◆ Work to be completed: Check every line below for the word "専門学校生" and show those that hold it.

◆ Records to process:
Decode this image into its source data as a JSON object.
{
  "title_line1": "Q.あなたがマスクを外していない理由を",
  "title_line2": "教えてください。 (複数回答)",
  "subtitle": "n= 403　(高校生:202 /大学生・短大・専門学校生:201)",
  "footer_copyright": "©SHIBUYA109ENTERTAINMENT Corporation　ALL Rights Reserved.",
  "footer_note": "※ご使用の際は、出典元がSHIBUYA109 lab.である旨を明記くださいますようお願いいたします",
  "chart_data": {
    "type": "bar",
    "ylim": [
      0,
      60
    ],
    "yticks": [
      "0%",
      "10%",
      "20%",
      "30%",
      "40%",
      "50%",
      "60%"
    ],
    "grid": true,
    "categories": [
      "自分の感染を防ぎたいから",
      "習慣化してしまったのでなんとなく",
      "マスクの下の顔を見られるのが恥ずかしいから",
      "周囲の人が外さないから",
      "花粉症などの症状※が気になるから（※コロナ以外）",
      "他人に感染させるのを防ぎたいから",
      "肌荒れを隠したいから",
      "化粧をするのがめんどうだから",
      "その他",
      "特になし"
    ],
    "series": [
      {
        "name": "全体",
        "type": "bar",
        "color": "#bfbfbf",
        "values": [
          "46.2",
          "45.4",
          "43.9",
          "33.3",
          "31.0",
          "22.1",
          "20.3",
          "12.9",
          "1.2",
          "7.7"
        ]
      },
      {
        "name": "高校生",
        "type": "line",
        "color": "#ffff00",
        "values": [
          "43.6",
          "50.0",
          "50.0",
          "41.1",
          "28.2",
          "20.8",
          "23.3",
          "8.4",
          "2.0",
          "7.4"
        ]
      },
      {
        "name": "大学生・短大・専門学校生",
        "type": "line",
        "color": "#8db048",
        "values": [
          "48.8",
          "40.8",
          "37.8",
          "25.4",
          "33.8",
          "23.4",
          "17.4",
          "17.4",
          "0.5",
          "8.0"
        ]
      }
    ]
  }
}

◆ Answer to this exercise:
  "subtitle": "n= 403　(高校生:202 /大学生・短大・専門学校生:201)",
        "name": "大学生・短大・専門学校生",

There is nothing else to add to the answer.